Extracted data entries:
○ ○ ○

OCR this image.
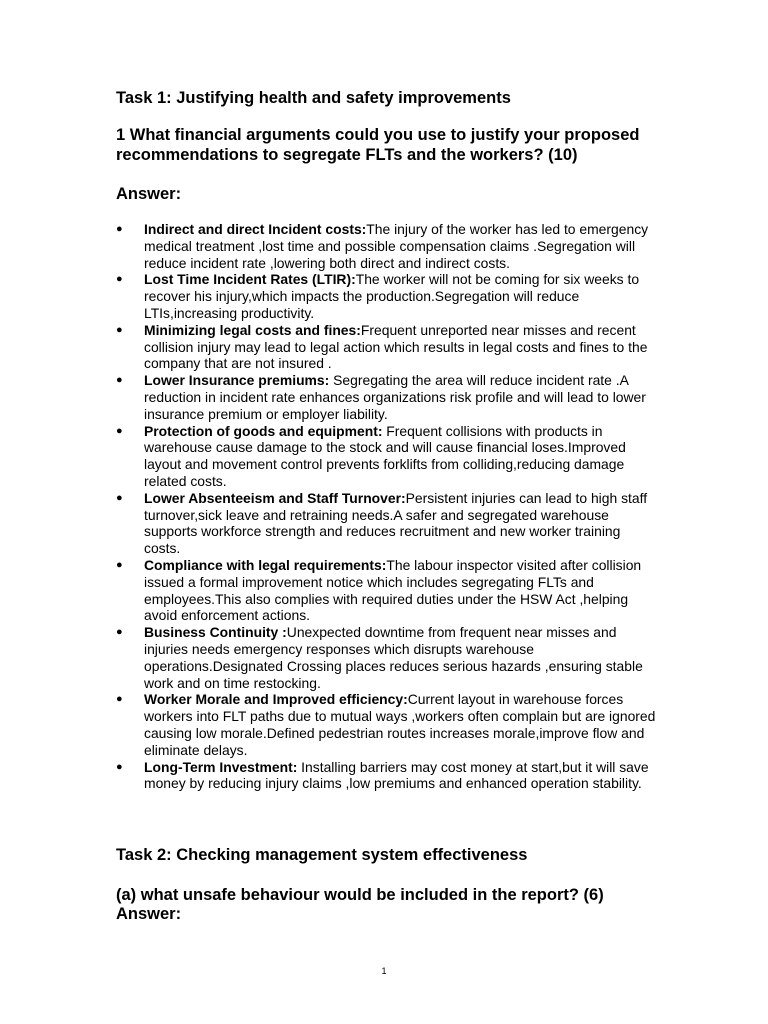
Task 1: Justifying health and safety improvements

1 What financial arguments could you use to justify your proposed recommendations to segregate FLTs and the workers? (10)

Answer:

● Indirect and direct Incident costs:The injury of the worker has led to emergency medical treatment ,lost time and possible compensation claims .Segregation will reduce incident rate ,lowering both direct and indirect costs.
● Lost Time Incident Rates (LTIR):The worker will not be coming for six weeks to recover his injury,which impacts the production.Segregation will reduce LTIs,increasing productivity.
● Minimizing legal costs and fines:Frequent unreported near misses and recent collision injury may lead to legal action which results in legal costs and fines to the company that are not insured .
● Lower Insurance premiums: Segregating the area will reduce incident rate .A reduction in incident rate enhances organizations risk profile and will lead to lower insurance premium or employer liability.
● Protection of goods and equipment: Frequent collisions with products in warehouse cause damage to the stock and will cause financial loses.Improved layout and movement control prevents forklifts from colliding,reducing damage related costs.
● Lower Absenteeism and Staff Turnover:Persistent injuries can lead to high staff turnover,sick leave and retraining needs.A safer and segregated warehouse supports workforce strength and reduces recruitment and new worker training costs.
● Compliance with legal requirements:The labour inspector visited after collision issued a formal improvement notice which includes segregating FLTs and employees.This also complies with required duties under the HSW Act ,helping avoid enforcement actions.
● Business Continuity :Unexpected downtime from frequent near misses and injuries needs emergency responses which disrupts warehouse operations.Designated Crossing places reduces serious hazards ,ensuring stable work and on time restocking.
● Worker Morale and Improved efficiency:Current layout in warehouse forces workers into FLT paths due to mutual ways ,workers often complain but are ignored causing low morale.Defined pedestrian routes increases morale,improve flow and eliminate delays.
● Long-Term Investment: Installing barriers may cost money at start,but it will save money by reducing injury claims ,low premiums and enhanced operation stability.
Task 2: Checking management system effectiveness

(a) what unsafe behaviour would be included in the report? (6)

Answer:

1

○ ○ ○

THE REQUEST.
Each line that holds the word "Task" is to be copied.

SOLUTION TO THIS EXERCISE.
Task 1: Justifying health and safety improvements
Task 2: Checking management system effectiveness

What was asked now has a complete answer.